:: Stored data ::
■ ■ ■ ■ ■

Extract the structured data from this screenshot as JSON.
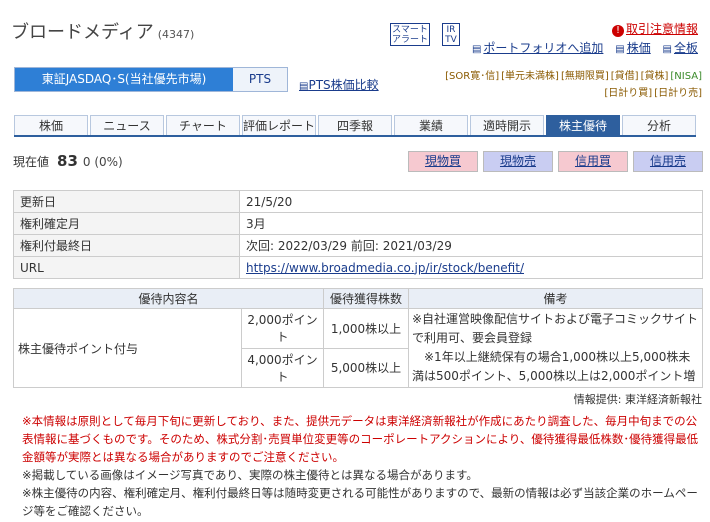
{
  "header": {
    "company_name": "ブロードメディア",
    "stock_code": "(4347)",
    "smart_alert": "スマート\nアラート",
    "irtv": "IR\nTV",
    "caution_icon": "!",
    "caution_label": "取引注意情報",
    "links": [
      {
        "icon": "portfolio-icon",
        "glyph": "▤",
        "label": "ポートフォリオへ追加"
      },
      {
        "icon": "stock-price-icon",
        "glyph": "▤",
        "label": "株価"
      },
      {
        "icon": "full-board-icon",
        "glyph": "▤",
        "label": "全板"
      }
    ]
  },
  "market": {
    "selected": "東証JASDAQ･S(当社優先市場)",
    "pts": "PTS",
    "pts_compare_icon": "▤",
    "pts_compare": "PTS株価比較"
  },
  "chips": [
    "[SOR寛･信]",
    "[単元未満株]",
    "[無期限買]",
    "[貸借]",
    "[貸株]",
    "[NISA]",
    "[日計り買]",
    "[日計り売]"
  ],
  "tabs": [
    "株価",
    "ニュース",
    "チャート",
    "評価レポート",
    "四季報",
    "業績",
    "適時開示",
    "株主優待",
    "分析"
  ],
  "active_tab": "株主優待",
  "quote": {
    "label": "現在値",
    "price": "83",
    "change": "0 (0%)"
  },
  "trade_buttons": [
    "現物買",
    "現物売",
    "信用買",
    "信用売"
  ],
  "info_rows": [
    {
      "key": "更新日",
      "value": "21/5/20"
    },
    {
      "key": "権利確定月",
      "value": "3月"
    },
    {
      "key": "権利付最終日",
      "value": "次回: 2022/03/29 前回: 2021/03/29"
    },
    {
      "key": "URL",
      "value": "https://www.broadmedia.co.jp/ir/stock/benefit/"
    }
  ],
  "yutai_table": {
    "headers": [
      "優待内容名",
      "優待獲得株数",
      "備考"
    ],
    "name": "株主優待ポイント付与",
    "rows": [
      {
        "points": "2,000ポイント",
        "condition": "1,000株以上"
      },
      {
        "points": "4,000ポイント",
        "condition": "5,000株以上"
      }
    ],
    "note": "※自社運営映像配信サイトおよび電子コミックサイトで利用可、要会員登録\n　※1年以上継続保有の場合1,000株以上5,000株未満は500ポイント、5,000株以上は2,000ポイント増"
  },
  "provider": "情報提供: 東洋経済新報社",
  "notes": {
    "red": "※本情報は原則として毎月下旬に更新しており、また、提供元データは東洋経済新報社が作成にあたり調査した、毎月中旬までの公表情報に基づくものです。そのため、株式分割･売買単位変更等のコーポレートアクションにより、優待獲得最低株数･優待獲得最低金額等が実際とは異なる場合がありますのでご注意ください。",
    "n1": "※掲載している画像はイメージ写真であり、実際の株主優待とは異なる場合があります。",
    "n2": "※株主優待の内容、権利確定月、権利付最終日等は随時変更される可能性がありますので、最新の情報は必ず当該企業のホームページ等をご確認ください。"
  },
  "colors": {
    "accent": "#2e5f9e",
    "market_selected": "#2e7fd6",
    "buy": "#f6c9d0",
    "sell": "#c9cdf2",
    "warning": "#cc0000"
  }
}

■ ■ ■ ■ ■

:: PROBLEM DESCRIPTION ::
Which lines in the listing above hold the word "権利確定月"? Show each of them.

:: WORKED SOLUTION ::
      "key": "権利確定月",
    "n2": "※株主優待の内容、権利確定月、権利付最終日等は随時変更される可能性がありますので、最新の情報は必ず当該企業のホームページ等をご確認ください。"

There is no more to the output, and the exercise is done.